───── INFORMATION GIVEN
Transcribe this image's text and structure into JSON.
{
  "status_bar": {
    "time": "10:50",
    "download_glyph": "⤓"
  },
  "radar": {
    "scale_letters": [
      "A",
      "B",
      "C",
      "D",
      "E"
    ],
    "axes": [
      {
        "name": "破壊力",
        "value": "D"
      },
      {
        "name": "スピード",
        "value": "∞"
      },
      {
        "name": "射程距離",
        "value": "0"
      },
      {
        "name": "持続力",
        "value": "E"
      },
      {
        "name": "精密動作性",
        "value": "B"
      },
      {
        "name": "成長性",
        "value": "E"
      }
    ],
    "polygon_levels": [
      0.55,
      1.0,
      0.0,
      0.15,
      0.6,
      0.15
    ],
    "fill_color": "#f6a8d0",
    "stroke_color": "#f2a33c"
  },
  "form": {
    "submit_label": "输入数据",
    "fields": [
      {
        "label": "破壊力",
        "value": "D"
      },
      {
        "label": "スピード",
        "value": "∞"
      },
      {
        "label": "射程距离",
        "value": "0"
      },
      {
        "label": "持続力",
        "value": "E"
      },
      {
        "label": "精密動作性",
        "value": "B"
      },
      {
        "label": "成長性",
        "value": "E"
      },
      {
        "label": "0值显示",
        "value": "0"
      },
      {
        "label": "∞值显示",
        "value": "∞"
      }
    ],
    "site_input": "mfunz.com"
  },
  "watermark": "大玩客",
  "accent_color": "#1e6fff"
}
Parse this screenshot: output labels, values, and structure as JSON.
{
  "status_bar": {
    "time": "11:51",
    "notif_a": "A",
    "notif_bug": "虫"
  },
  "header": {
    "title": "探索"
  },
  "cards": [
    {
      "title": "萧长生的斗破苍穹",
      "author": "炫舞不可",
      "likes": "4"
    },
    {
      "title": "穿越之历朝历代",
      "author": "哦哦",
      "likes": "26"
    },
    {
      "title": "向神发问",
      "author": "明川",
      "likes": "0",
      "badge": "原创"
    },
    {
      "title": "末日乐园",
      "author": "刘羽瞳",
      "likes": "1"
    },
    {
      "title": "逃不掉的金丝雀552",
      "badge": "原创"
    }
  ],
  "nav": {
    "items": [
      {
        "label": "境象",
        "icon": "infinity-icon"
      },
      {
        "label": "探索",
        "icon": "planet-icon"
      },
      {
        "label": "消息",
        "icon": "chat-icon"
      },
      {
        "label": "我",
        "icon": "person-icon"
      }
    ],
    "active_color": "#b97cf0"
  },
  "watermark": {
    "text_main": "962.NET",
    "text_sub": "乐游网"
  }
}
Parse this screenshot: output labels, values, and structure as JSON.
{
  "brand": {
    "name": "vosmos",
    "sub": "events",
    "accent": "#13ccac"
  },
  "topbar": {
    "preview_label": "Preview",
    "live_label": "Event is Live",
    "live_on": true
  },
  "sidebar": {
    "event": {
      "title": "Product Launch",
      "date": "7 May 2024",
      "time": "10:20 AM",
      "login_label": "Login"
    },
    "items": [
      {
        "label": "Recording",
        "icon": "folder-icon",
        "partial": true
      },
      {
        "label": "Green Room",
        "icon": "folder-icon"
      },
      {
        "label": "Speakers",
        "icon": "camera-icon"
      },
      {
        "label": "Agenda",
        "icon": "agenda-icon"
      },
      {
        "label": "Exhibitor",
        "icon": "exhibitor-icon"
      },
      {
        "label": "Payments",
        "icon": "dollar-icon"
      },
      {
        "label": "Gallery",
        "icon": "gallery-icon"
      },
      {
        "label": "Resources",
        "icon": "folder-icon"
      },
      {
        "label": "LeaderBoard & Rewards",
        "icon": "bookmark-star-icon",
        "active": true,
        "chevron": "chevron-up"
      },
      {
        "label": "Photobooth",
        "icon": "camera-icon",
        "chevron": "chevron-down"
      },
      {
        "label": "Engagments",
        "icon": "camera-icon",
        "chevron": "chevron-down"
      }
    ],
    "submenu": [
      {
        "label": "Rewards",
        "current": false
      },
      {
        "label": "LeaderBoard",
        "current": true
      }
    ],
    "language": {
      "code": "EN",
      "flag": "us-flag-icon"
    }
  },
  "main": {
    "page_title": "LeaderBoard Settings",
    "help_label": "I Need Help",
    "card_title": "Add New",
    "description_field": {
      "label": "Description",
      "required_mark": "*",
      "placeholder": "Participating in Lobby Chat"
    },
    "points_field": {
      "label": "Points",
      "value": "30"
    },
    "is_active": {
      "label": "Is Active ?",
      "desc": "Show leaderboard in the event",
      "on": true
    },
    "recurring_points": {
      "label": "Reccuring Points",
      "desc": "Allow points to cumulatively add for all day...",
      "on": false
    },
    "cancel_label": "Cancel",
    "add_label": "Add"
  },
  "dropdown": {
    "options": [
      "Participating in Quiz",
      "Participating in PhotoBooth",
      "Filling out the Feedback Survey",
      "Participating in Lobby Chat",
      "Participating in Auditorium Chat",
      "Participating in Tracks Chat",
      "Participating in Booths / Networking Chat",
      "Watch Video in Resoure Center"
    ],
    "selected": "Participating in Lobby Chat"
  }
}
──────────
## TASK INSTRUCTIONS
Take the material above and return all of it exactly.

## SOLVED PROBLEM
Transcribe this image's text and structure into JSON.
{
  "status_bar": {
    "time": "10:50",
    "download_glyph": "⤓"
  },
  "radar": {
    "scale_letters": [
      "A",
      "B",
      "C",
      "D",
      "E"
    ],
    "axes": [
      {
        "name": "破壊力",
        "value": "D"
      },
      {
        "name": "スピード",
        "value": "∞"
      },
      {
        "name": "射程距離",
        "value": "0"
      },
      {
        "name": "持続力",
        "value": "E"
      },
      {
        "name": "精密動作性",
        "value": "B"
      },
      {
        "name": "成長性",
        "value": "E"
      }
    ],
    "polygon_levels": [
      0.55,
      1.0,
      0.0,
      0.15,
      0.6,
      0.15
    ],
    "fill_color": "#f6a8d0",
    "stroke_color": "#f2a33c"
  },
  "form": {
    "submit_label": "输入数据",
    "fields": [
      {
        "label": "破壊力",
        "value": "D"
      },
      {
        "label": "スピード",
        "value": "∞"
      },
      {
        "label": "射程距离",
        "value": "0"
      },
      {
        "label": "持続力",
        "value": "E"
      },
      {
        "label": "精密動作性",
        "value": "B"
      },
      {
        "label": "成長性",
        "value": "E"
      },
      {
        "label": "0值显示",
        "value": "0"
      },
      {
        "label": "∞值显示",
        "value": "∞"
      }
    ],
    "site_input": "mfunz.com"
  },
  "watermark": "大玩客",
  "accent_color": "#1e6fff"
}
Parse this screenshot: output labels, values, and structure as JSON.
{
  "status_bar": {
    "time": "11:51",
    "notif_a": "A",
    "notif_bug": "虫"
  },
  "header": {
    "title": "探索"
  },
  "cards": [
    {
      "title": "萧长生的斗破苍穹",
      "author": "炫舞不可",
      "likes": "4"
    },
    {
      "title": "穿越之历朝历代",
      "author": "哦哦",
      "likes": "26"
    },
    {
      "title": "向神发问",
      "author": "明川",
      "likes": "0",
      "badge": "原创"
    },
    {
      "title": "末日乐园",
      "author": "刘羽瞳",
      "likes": "1"
    },
    {
      "title": "逃不掉的金丝雀552",
      "badge": "原创"
    }
  ],
  "nav": {
    "items": [
      {
        "label": "境象",
        "icon": "infinity-icon"
      },
      {
        "label": "探索",
        "icon": "planet-icon"
      },
      {
        "label": "消息",
        "icon": "chat-icon"
      },
      {
        "label": "我",
        "icon": "person-icon"
      }
    ],
    "active_color": "#b97cf0"
  },
  "watermark": {
    "text_main": "962.NET",
    "text_sub": "乐游网"
  }
}
Parse this screenshot: output labels, values, and structure as JSON.
{
  "brand": {
    "name": "vosmos",
    "sub": "events",
    "accent": "#13ccac"
  },
  "topbar": {
    "preview_label": "Preview",
    "live_label": "Event is Live",
    "live_on": true
  },
  "sidebar": {
    "event": {
      "title": "Product Launch",
      "date": "7 May 2024",
      "time": "10:20 AM",
      "login_label": "Login"
    },
    "items": [
      {
        "label": "Recording",
        "icon": "folder-icon",
        "partial": true
      },
      {
        "label": "Green Room",
        "icon": "folder-icon"
      },
      {
        "label": "Speakers",
        "icon": "camera-icon"
      },
      {
        "label": "Agenda",
        "icon": "agenda-icon"
      },
      {
        "label": "Exhibitor",
        "icon": "exhibitor-icon"
      },
      {
        "label": "Payments",
        "icon": "dollar-icon"
      },
      {
        "label": "Gallery",
        "icon": "gallery-icon"
      },
      {
        "label": "Resources",
        "icon": "folder-icon"
      },
      {
        "label": "LeaderBoard & Rewards",
        "icon": "bookmark-star-icon",
        "active": true,
        "chevron": "chevron-up"
      },
      {
        "label": "Photobooth",
        "icon": "camera-icon",
        "chevron": "chevron-down"
      },
      {
        "label": "Engagments",
        "icon": "camera-icon",
        "chevron": "chevron-down"
      }
    ],
    "submenu": [
      {
        "label": "Rewards",
        "current": false
      },
      {
        "label": "LeaderBoard",
        "current": true
      }
    ],
    "language": {
      "code": "EN",
      "flag": "us-flag-icon"
    }
  },
  "main": {
    "page_title": "LeaderBoard Settings",
    "help_label": "I Need Help",
    "card_title": "Add New",
    "description_field": {
      "label": "Description",
      "required_mark": "*",
      "placeholder": "Participating in Lobby Chat"
    },
    "points_field": {
      "label": "Points",
      "value": "30"
    },
    "is_active": {
      "label": "Is Active ?",
      "desc": "Show leaderboard in the event",
      "on": true
    },
    "recurring_points": {
      "label": "Reccuring Points",
      "desc": "Allow points to cumulatively add for all day...",
      "on": false
    },
    "cancel_label": "Cancel",
    "add_label": "Add"
  },
  "dropdown": {
    "options": [
      "Participating in Quiz",
      "Participating in PhotoBooth",
      "Filling out the Feedback Survey",
      "Participating in Lobby Chat",
      "Participating in Auditorium Chat",
      "Participating in Tracks Chat",
      "Participating in Booths / Networking Chat",
      "Watch Video in Resoure Center"
    ],
    "selected": "Participating in Lobby Chat"
  }
}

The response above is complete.